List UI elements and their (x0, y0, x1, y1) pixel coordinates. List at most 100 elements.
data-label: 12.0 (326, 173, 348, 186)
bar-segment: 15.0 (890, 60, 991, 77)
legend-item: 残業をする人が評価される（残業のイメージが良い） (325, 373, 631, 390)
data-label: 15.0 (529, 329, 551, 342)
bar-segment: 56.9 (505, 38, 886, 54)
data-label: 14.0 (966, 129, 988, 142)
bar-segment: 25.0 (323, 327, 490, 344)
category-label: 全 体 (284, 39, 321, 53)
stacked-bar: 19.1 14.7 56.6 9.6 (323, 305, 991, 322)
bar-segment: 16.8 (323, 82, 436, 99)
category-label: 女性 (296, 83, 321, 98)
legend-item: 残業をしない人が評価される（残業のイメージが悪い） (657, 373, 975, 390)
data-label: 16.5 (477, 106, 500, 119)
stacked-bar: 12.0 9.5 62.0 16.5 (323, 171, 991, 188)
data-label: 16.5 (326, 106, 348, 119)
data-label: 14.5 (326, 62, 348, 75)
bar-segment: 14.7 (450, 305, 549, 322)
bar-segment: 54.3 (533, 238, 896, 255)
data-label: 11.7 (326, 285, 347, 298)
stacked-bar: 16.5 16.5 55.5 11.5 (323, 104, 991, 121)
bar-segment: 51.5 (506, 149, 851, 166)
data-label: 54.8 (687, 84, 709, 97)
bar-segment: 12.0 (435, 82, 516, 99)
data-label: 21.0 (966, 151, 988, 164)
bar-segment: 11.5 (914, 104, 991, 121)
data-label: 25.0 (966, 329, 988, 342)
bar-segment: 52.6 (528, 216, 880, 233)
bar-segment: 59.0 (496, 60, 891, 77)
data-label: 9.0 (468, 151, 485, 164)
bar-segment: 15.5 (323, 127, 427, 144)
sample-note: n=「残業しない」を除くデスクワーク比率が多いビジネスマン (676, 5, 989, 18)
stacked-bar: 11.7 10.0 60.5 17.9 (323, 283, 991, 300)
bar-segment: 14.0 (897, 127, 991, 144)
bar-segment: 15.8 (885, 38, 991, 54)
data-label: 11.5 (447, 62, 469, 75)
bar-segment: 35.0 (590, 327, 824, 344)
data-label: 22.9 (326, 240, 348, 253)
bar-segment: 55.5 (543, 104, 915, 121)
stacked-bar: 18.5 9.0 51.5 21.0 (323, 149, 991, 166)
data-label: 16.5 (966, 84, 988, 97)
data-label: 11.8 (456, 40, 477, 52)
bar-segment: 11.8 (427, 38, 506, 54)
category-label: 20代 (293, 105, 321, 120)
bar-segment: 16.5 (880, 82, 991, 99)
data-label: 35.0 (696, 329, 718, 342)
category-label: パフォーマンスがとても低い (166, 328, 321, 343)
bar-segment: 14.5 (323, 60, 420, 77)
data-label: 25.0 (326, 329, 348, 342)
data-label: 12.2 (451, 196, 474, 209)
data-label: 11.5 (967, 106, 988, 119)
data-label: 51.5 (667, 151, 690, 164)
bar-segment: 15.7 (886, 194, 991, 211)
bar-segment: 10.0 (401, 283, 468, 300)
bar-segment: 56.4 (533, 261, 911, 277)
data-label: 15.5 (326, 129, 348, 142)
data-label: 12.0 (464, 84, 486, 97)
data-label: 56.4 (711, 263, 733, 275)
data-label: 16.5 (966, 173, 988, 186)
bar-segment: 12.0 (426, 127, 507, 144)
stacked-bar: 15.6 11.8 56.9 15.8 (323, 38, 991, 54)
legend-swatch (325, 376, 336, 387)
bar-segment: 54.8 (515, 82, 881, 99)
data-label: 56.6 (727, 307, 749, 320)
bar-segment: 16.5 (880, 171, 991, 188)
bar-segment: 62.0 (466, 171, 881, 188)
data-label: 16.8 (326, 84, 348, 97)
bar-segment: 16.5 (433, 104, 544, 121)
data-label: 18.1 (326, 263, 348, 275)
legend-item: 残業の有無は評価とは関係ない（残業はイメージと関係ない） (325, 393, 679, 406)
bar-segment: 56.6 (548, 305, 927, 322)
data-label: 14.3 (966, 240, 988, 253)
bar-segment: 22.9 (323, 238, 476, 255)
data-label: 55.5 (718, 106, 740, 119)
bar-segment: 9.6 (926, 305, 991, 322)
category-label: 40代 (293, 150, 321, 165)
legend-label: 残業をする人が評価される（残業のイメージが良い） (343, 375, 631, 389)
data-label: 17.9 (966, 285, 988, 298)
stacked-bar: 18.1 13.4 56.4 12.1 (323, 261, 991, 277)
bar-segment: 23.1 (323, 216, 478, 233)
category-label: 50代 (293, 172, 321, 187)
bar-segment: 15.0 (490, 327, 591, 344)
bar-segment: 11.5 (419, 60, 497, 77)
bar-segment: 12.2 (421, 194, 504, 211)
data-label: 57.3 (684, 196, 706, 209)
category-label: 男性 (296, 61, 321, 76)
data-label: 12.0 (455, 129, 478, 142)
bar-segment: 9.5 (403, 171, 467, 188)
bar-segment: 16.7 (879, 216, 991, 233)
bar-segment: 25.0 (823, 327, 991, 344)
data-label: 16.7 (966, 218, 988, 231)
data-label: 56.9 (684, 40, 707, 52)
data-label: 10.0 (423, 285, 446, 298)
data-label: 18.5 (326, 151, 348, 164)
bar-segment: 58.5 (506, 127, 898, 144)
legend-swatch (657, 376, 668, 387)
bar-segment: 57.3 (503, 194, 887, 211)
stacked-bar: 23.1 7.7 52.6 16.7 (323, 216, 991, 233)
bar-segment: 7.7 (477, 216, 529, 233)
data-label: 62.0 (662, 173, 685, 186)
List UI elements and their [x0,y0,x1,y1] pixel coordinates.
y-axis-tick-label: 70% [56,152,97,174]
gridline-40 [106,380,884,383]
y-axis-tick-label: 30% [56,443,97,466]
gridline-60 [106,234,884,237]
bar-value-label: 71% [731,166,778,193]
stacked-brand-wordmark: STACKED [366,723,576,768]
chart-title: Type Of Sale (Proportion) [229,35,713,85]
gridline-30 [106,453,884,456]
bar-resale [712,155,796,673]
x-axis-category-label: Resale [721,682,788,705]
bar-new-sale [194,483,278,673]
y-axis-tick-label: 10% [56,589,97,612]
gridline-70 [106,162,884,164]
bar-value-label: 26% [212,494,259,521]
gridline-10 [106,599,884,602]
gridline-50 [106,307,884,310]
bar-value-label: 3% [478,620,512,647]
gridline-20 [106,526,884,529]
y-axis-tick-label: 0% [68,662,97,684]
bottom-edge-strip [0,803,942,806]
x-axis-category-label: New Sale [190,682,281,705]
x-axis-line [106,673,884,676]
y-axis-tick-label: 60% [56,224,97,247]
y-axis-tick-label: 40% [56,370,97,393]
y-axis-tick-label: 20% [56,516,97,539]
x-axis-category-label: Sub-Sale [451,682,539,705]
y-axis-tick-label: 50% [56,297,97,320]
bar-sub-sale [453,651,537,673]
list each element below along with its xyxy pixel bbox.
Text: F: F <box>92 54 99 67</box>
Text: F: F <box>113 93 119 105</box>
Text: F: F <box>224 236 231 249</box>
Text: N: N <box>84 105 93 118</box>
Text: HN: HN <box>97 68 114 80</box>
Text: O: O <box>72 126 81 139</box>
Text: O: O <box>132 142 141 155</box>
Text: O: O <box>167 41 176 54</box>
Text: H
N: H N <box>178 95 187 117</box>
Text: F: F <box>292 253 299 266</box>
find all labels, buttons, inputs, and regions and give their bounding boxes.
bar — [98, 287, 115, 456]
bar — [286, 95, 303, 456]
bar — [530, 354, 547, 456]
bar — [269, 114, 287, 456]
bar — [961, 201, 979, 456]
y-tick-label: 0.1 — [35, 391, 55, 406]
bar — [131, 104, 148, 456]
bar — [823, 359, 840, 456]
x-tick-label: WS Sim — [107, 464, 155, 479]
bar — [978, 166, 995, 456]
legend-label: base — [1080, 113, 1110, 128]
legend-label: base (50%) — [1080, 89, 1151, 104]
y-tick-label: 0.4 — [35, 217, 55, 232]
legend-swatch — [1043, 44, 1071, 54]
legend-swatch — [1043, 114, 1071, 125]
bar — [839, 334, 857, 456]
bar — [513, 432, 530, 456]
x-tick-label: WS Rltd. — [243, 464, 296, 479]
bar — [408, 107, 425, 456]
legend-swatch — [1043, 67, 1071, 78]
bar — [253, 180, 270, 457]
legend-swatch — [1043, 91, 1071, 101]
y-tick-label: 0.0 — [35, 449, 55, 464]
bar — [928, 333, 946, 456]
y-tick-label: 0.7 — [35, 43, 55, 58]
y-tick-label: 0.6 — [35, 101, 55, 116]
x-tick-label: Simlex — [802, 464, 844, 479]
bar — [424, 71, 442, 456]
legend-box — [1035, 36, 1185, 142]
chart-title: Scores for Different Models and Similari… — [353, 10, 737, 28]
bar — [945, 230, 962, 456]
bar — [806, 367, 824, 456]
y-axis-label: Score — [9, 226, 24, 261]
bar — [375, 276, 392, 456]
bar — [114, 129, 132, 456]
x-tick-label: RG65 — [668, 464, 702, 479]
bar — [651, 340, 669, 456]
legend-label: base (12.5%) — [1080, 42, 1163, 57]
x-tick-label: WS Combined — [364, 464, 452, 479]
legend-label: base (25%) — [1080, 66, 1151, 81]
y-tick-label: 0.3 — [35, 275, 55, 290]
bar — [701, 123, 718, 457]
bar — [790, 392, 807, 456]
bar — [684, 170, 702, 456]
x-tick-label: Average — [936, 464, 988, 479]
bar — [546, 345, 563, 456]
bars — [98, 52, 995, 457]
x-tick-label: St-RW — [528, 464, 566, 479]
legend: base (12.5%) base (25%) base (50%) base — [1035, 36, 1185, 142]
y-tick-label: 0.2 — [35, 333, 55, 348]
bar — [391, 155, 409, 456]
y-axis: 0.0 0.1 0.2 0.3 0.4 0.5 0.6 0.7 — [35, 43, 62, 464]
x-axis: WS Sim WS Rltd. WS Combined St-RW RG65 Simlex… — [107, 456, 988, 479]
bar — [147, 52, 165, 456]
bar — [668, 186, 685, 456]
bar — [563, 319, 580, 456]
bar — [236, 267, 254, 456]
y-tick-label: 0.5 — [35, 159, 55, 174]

### GOAL
Starting from the first line of the data and going on through the line containing "bar-segment: 56.9 (505, 38, 886, 54)", recast those lines as a JSON list of strings, one string per line, with blank lines left out.

### ANSWER FOR THIS EXERCISE
[
  "List UI elements and their (x0, y0, x1, y1) pixel coordinates. List at most 100 elements.",
  "data-label: 12.0 (326, 173, 348, 186)",
  "bar-segment: 15.0 (890, 60, 991, 77)",
  "legend-item: 残業をする人が評価される（残業のイメージが良い） (325, 373, 631, 390)",
  "data-label: 15.0 (529, 329, 551, 342)",
  "bar-segment: 56.9 (505, 38, 886, 54)"
]